------ Records for processing ------
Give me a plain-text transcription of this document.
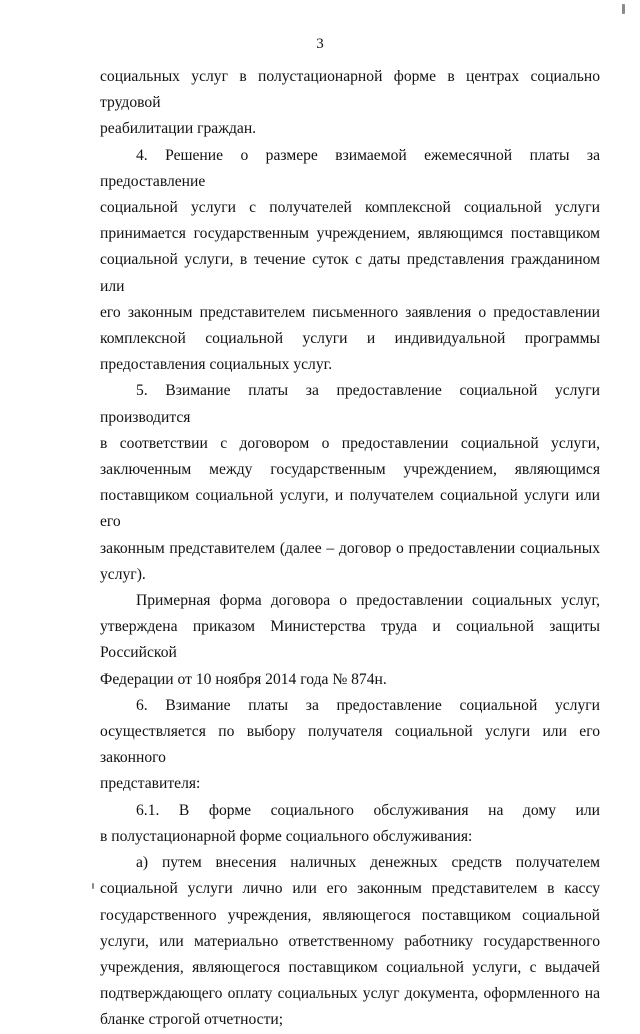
3

социальных услуг в полустационарной форме в центрах социально трудовой
реабилитации граждан.

4. Решение о размере взимаемой ежемесячной платы за предоставление
социальной услуги с получателей комплексной социальной услуги
принимается государственным учреждением, являющимся поставщиком
социальной услуги, в течение суток с даты представления гражданином или
его законным представителем письменного заявления о предоставлении
комплексной социальной услуги и индивидуальной программы
предоставления социальных услуг.

5. Взимание платы за предоставление социальной услуги производится
в соответствии с договором о предоставлении социальной услуги,
заключенным между государственным учреждением, являющимся
поставщиком социальной услуги, и получателем социальной услуги или его
законным представителем (далее – договор о предоставлении социальных
услуг).

Примерная форма договора о предоставлении социальных услуг,
утверждена приказом Министерства труда и социальной защиты Российской
Федерации от 10 ноября 2014 года № 874н.

6. Взимание платы за предоставление социальной услуги
осуществляется по выбору получателя социальной услуги или его законного
представителя:

6.1. В форме социального обслуживания на дому или
в полустационарной форме социального обслуживания:

а) путем внесения наличных денежных средств получателем
социальной услуги лично или его законным представителем в кассу
государственного учреждения, являющегося поставщиком социальной
услуги, или материально ответственному работнику государственного
учреждения, являющегося поставщиком социальной услуги, с выдачей
подтверждающего оплату социальных услуг документа, оформленного на
бланке строгой отчетности;
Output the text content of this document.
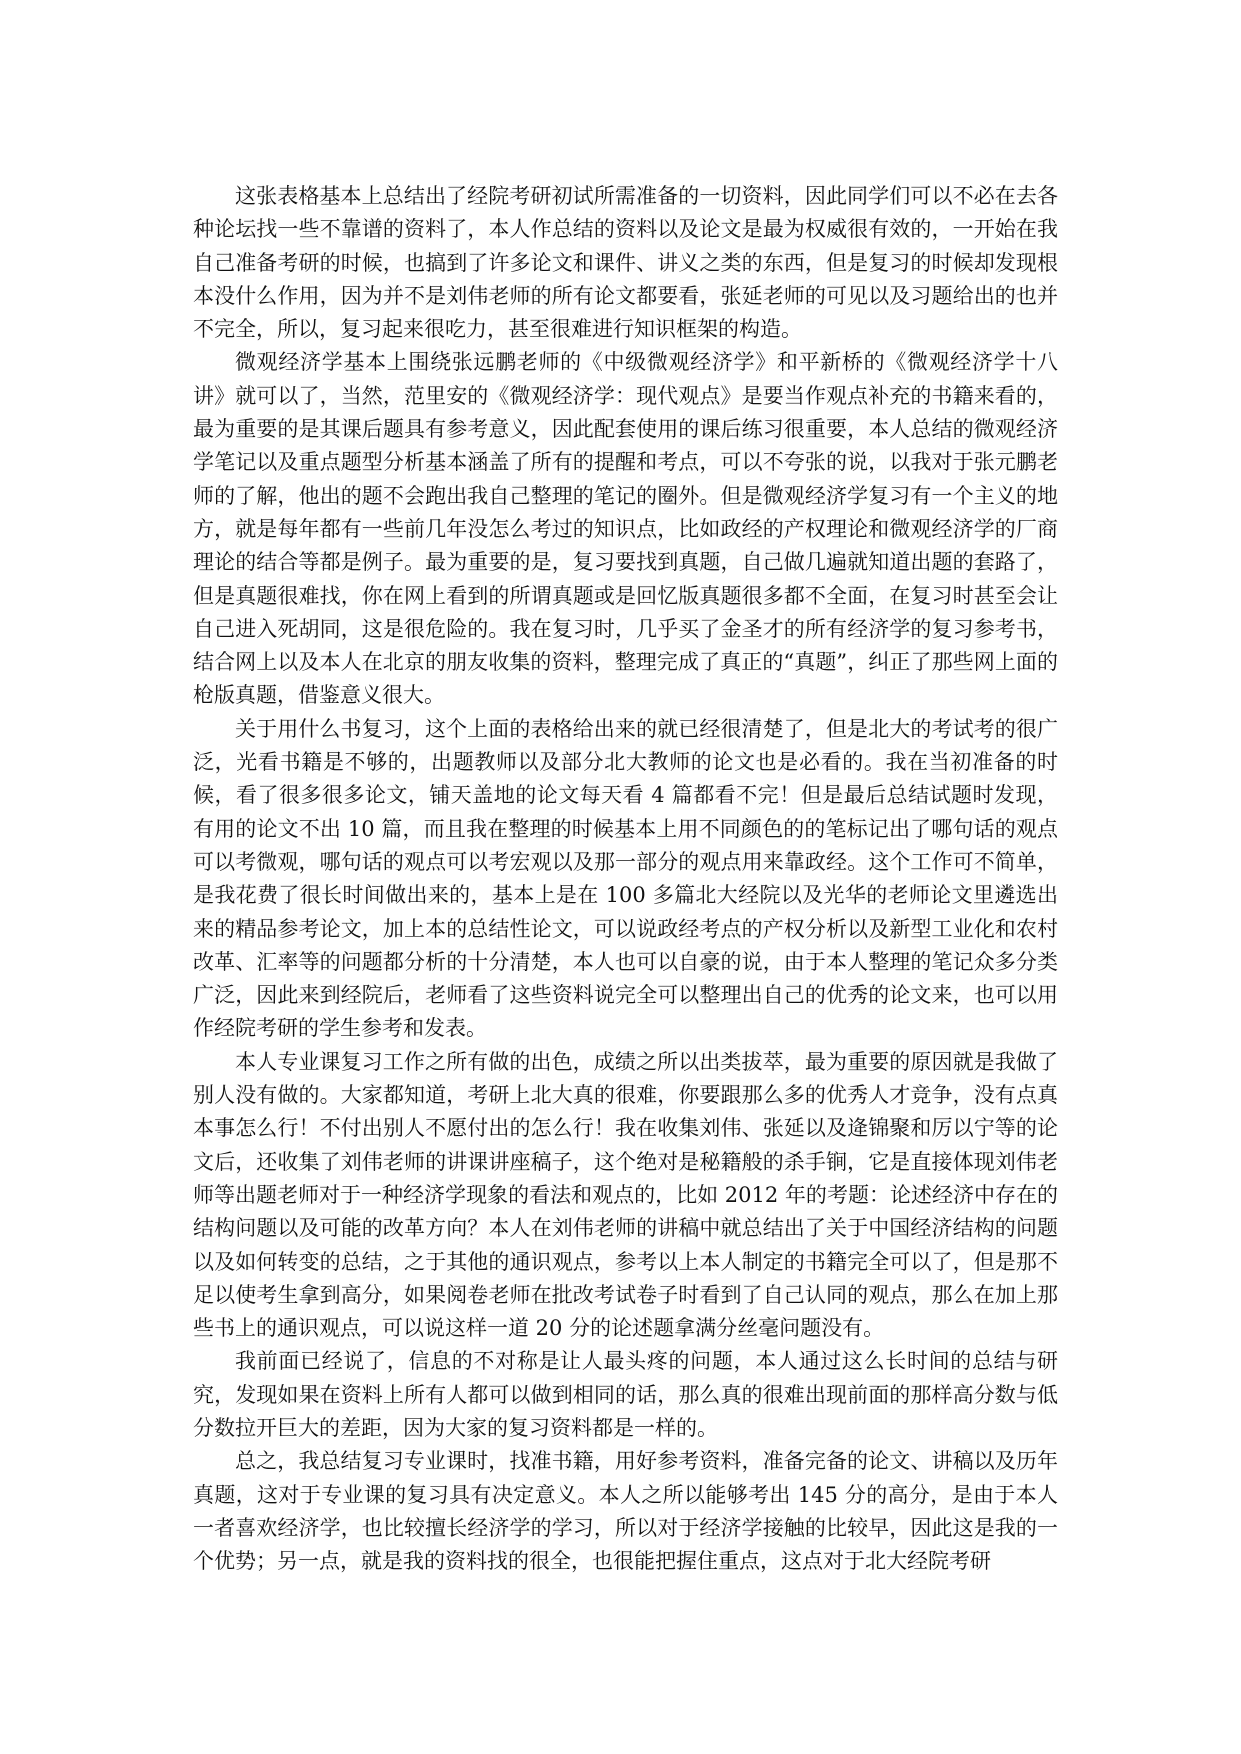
这张表格基本上总结出了经院考研初试所需准备的一切资料，因此同学们可以不必在去各种论坛找一些不靠谱的资料了，本人作总结的资料以及论文是最为权威很有效的，一开始在我自己准备考研的时候，也搞到了许多论文和课件、讲义之类的东西，但是复习的时候却发现根本没什么作用，因为并不是刘伟老师的所有论文都要看，张延老师的可见以及习题给出的也并不完全，所以，复习起来很吃力，甚至很难进行知识框架的构造。

微观经济学基本上围绕张远鹏老师的《中级微观经济学》和平新桥的《微观经济学十八讲》就可以了，当然，范里安的《微观经济学：现代观点》是要当作观点补充的书籍来看的，最为重要的是其课后题具有参考意义，因此配套使用的课后练习很重要，本人总结的微观经济学笔记以及重点题型分析基本涵盖了所有的提醒和考点，可以不夸张的说，以我对于张元鹏老师的了解，他出的题不会跑出我自己整理的笔记的圈外。但是微观经济学复习有一个主义的地方，就是每年都有一些前几年没怎么考过的知识点，比如政经的产权理论和微观经济学的厂商理论的结合等都是例子。最为重要的是，复习要找到真题，自己做几遍就知道出题的套路了，但是真题很难找，你在网上看到的所谓真题或是回忆版真题很多都不全面，在复习时甚至会让自己进入死胡同，这是很危险的。我在复习时，几乎买了金圣才的所有经济学的复习参考书，结合网上以及本人在北京的朋友收集的资料，整理完成了真正的“真题”，纠正了那些网上面的枪版真题，借鉴意义很大。

关于用什么书复习，这个上面的表格给出来的就已经很清楚了，但是北大的考试考的很广泛，光看书籍是不够的，出题教师以及部分北大教师的论文也是必看的。我在当初准备的时候，看了很多很多论文，铺天盖地的论文每天看 4 篇都看不完！但是最后总结试题时发现，有用的论文不出 10 篇，而且我在整理的时候基本上用不同颜色的的笔标记出了哪句话的观点可以考微观，哪句话的观点可以考宏观以及那一部分的观点用来靠政经。这个工作可不简单，是我花费了很长时间做出来的，基本上是在 100 多篇北大经院以及光华的老师论文里遴选出来的精品参考论文，加上本的总结性论文，可以说政经考点的产权分析以及新型工业化和农村改革、汇率等的问题都分析的十分清楚，本人也可以自豪的说，由于本人整理的笔记众多分类广泛，因此来到经院后，老师看了这些资料说完全可以整理出自己的优秀的论文来，也可以用作经院考研的学生参考和发表。

本人专业课复习工作之所有做的出色，成绩之所以出类拔萃，最为重要的原因就是我做了别人没有做的。大家都知道，考研上北大真的很难，你要跟那么多的优秀人才竞争，没有点真本事怎么行！不付出别人不愿付出的怎么行！我在收集刘伟、张延以及逄锦聚和厉以宁等的论文后，还收集了刘伟老师的讲课讲座稿子，这个绝对是秘籍般的杀手锏，它是直接体现刘伟老师等出题老师对于一种经济学现象的看法和观点的，比如 2012 年的考题：论述经济中存在的结构问题以及可能的改革方向？本人在刘伟老师的讲稿中就总结出了关于中国经济结构的问题以及如何转变的总结，之于其他的通识观点，参考以上本人制定的书籍完全可以了，但是那不足以使考生拿到高分，如果阅卷老师在批改考试卷子时看到了自己认同的观点，那么在加上那些书上的通识观点，可以说这样一道 20 分的论述题拿满分丝毫问题没有。

我前面已经说了，信息的不对称是让人最头疼的问题，本人通过这么长时间的总结与研究，发现如果在资料上所有人都可以做到相同的话，那么真的很难出现前面的那样高分数与低分数拉开巨大的差距，因为大家的复习资料都是一样的。

总之，我总结复习专业课时，找准书籍，用好参考资料，准备完备的论文、讲稿以及历年真题，这对于专业课的复习具有决定意义。本人之所以能够考出 145 分的高分，是由于本人一者喜欢经济学，也比较擅长经济学的学习，所以对于经济学接触的比较早，因此这是我的一个优势；另一点，就是我的资料找的很全，也很能把握住重点，这点对于北大经院考研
------
__Work required__: In the records above, locate each line with the word "социальной". Copy all such lines.

__Answer to this task__:
социальной услуги с получателей комплексной социальной услуги
социальной услуги, в течение суток с даты представления гражданином или
комплексной социальной услуги и индивидуальной программы
5. Взимание платы за предоставление социальной услуги производится
в соответствии с договором о предоставлении социальной услуги,
поставщиком социальной услуги, и получателем социальной услуги или его
утверждена приказом Министерства труда и социальной защиты Российской
6. Взимание платы за предоставление социальной услуги
осуществляется по выбору получателя социальной услуги или его законного
социальной услуги лично или его законным представителем в кассу
государственного учреждения, являющегося поставщиком социальной
учреждения, являющегося поставщиком социальной услуги, с выдачей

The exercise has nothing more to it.